## start Provided records
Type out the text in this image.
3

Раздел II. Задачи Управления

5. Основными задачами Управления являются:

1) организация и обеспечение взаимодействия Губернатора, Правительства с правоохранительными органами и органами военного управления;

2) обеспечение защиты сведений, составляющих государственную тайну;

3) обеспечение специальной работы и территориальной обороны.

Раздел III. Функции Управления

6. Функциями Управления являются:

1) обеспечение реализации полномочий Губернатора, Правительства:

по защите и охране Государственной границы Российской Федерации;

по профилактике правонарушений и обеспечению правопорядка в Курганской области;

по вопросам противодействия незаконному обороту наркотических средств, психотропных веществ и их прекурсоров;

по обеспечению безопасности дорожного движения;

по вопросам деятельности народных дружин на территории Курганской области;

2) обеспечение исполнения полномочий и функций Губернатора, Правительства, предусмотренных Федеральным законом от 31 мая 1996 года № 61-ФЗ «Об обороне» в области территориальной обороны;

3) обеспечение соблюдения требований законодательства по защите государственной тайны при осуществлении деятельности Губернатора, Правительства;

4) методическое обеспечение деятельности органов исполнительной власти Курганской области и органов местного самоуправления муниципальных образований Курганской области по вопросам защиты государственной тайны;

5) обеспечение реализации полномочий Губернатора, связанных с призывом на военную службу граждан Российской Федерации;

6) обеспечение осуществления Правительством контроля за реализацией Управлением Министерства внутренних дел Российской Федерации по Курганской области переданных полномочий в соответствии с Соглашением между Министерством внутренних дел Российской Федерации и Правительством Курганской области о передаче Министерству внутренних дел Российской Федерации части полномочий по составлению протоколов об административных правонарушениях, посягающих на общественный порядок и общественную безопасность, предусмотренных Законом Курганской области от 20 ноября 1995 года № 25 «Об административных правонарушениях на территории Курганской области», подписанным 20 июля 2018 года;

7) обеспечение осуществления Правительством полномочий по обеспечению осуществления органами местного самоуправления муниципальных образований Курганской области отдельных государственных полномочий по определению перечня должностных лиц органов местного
## end Provided records
= To do =
Reproduce every entry shown above, precisely as it stands.

= Response to the exercise =
Type out the text in this image.
3

Раздел II. Задачи Управления

5. Основными задачами Управления являются:

1) организация и обеспечение взаимодействия Губернатора, Правительства с правоохранительными органами и органами военного управления;

2) обеспечение защиты сведений, составляющих государственную тайну;

3) обеспечение специальной работы и территориальной обороны.

Раздел III. Функции Управления

6. Функциями Управления являются:

1) обеспечение реализации полномочий Губернатора, Правительства:

по защите и охране Государственной границы Российской Федерации;

по профилактике правонарушений и обеспечению правопорядка в Курганской области;

по вопросам противодействия незаконному обороту наркотических средств, психотропных веществ и их прекурсоров;

по обеспечению безопасности дорожного движения;

по вопросам деятельности народных дружин на территории Курганской области;

2) обеспечение исполнения полномочий и функций Губернатора, Правительства, предусмотренных Федеральным законом от 31 мая 1996 года № 61-ФЗ «Об обороне» в области территориальной обороны;

3) обеспечение соблюдения требований законодательства по защите государственной тайны при осуществлении деятельности Губернатора, Правительства;

4) методическое обеспечение деятельности органов исполнительной власти Курганской области и органов местного самоуправления муниципальных образований Курганской области по вопросам защиты государственной тайны;

5) обеспечение реализации полномочий Губернатора, связанных с призывом на военную службу граждан Российской Федерации;

6) обеспечение осуществления Правительством контроля за реализацией Управлением Министерства внутренних дел Российской Федерации по Курганской области переданных полномочий в соответствии с Соглашением между Министерством внутренних дел Российской Федерации и Правительством Курганской области о передаче Министерству внутренних дел Российской Федерации части полномочий по составлению протоколов об административных правонарушениях, посягающих на общественный порядок и общественную безопасность, предусмотренных Законом Курганской области от 20 ноября 1995 года № 25 «Об административных правонарушениях на территории Курганской области», подписанным 20 июля 2018 года;

7) обеспечение осуществления Правительством полномочий по обеспечению осуществления органами местного самоуправления муниципальных образований Курганской области отдельных государственных полномочий по определению перечня должностных лиц органов местного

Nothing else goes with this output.